> **RECORDS FOR THE TASK**:

--- Start ---

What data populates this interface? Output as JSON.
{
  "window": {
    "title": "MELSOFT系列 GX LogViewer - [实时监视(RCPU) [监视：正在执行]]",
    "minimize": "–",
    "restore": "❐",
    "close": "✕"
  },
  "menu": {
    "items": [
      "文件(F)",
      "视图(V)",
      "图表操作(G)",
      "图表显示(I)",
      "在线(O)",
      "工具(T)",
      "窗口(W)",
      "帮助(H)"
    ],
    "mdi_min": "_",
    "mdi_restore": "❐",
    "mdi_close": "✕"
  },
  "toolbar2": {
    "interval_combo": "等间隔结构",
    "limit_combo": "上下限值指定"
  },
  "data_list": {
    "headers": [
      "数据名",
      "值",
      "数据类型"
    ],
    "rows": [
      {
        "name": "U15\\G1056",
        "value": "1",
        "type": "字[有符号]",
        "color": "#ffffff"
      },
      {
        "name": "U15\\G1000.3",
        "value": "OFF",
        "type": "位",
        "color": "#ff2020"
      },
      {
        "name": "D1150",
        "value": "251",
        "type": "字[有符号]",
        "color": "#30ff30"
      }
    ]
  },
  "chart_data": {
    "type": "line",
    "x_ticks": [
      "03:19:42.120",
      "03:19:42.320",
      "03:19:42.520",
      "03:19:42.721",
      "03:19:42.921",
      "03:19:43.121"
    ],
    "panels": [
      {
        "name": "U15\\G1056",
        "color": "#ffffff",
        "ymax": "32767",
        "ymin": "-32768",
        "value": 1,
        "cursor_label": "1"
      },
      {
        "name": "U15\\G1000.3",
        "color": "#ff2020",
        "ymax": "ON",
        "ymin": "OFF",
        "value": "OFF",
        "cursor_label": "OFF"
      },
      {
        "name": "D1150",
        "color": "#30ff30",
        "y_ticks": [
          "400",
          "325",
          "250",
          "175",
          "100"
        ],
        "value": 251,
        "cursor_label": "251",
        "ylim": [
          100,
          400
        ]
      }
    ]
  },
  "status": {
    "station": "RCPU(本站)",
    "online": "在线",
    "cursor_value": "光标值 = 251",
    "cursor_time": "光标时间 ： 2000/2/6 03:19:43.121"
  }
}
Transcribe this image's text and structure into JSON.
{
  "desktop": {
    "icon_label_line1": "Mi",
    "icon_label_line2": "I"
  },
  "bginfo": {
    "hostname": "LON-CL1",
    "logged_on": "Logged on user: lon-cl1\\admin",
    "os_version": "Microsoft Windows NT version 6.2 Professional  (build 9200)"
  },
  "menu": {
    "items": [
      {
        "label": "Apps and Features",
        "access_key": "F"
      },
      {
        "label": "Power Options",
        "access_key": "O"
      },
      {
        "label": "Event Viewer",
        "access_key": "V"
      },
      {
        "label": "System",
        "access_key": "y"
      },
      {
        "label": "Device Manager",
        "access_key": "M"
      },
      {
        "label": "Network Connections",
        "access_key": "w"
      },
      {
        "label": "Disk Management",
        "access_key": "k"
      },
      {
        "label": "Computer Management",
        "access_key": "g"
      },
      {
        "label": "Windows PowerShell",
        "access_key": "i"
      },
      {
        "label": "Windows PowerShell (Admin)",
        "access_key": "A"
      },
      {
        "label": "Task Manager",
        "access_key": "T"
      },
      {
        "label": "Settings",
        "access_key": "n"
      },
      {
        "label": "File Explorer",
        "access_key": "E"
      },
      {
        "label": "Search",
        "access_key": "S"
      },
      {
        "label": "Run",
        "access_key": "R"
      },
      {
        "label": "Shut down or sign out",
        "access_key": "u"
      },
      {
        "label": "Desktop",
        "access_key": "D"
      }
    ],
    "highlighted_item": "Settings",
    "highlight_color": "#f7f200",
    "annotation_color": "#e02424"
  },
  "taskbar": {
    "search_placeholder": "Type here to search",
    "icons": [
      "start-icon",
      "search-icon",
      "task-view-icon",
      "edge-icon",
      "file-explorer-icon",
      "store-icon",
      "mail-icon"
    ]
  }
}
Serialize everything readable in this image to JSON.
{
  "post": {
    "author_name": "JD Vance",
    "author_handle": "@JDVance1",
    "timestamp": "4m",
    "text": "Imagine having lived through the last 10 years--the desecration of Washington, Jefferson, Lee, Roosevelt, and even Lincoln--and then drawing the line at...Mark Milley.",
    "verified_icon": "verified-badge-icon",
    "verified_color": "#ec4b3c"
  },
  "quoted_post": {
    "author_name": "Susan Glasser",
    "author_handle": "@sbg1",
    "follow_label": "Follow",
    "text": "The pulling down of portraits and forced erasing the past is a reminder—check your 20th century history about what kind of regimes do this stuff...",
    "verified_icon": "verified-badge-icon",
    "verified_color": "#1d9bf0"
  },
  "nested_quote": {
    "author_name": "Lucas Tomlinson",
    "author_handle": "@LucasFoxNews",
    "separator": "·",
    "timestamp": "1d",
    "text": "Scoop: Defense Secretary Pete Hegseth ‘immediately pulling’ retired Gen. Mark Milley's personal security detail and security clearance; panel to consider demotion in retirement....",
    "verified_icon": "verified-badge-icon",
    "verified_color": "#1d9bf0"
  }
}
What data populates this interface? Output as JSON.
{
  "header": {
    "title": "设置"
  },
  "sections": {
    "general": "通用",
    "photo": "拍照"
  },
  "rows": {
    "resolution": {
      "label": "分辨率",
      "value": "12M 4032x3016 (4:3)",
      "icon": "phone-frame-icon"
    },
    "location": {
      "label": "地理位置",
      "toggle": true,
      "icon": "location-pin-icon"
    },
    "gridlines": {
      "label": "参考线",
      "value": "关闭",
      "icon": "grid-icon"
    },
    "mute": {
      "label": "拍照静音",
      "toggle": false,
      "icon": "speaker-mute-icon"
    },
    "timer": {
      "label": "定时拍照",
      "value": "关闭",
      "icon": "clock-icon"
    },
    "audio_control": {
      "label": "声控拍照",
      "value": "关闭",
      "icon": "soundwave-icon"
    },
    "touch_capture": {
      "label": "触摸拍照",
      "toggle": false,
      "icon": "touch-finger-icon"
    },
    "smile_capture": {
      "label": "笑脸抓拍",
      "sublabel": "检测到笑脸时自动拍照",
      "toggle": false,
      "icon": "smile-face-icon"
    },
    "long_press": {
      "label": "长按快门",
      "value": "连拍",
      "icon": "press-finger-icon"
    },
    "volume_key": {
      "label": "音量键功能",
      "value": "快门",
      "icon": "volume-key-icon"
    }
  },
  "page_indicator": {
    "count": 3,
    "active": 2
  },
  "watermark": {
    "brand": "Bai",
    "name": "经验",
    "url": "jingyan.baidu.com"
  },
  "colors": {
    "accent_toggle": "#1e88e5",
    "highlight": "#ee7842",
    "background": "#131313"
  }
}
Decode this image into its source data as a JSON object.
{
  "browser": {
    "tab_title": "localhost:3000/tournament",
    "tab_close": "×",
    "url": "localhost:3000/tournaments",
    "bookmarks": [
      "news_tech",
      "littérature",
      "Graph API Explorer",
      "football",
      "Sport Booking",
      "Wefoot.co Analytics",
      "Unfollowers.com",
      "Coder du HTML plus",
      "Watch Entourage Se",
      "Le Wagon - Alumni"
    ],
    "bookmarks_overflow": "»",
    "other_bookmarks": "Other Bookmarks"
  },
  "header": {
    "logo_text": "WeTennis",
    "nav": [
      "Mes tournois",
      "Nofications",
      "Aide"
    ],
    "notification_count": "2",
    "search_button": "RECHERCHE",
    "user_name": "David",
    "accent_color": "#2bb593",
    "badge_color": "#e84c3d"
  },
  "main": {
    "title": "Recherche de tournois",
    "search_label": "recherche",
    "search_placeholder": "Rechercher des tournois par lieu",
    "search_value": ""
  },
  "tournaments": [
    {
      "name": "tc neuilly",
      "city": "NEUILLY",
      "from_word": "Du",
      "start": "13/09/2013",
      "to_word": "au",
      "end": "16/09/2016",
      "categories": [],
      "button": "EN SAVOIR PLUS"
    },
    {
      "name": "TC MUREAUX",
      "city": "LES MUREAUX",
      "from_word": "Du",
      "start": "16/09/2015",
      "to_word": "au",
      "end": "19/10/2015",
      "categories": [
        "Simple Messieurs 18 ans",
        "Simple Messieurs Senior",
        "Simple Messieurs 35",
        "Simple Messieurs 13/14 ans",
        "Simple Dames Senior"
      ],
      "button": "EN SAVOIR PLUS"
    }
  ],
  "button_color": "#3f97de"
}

--- End ---

> **WHAT IS EXPECTED**: Give back, unchanged, every line from the one with "Decode this image" to the end of the entries above.

> **THE ANSWER**:
Decode this image into its source data as a JSON object.
{
  "browser": {
    "tab_title": "localhost:3000/tournament",
    "tab_close": "×",
    "url": "localhost:3000/tournaments",
    "bookmarks": [
      "news_tech",
      "littérature",
      "Graph API Explorer",
      "football",
      "Sport Booking",
      "Wefoot.co Analytics",
      "Unfollowers.com",
      "Coder du HTML plus",
      "Watch Entourage Se",
      "Le Wagon - Alumni"
    ],
    "bookmarks_overflow": "»",
    "other_bookmarks": "Other Bookmarks"
  },
  "header": {
    "logo_text": "WeTennis",
    "nav": [
      "Mes tournois",
      "Nofications",
      "Aide"
    ],
    "notification_count": "2",
    "search_button": "RECHERCHE",
    "user_name": "David",
    "accent_color": "#2bb593",
    "badge_color": "#e84c3d"
  },
  "main": {
    "title": "Recherche de tournois",
    "search_label": "recherche",
    "search_placeholder": "Rechercher des tournois par lieu",
    "search_value": ""
  },
  "tournaments": [
    {
      "name": "tc neuilly",
      "city": "NEUILLY",
      "from_word": "Du",
      "start": "13/09/2013",
      "to_word": "au",
      "end": "16/09/2016",
      "categories": [],
      "button": "EN SAVOIR PLUS"
    },
    {
      "name": "TC MUREAUX",
      "city": "LES MUREAUX",
      "from_word": "Du",
      "start": "16/09/2015",
      "to_word": "au",
      "end": "19/10/2015",
      "categories": [
        "Simple Messieurs 18 ans",
        "Simple Messieurs Senior",
        "Simple Messieurs 35",
        "Simple Messieurs 13/14 ans",
        "Simple Dames Senior"
      ],
      "button": "EN SAVOIR PLUS"
    }
  ],
  "button_color": "#3f97de"
}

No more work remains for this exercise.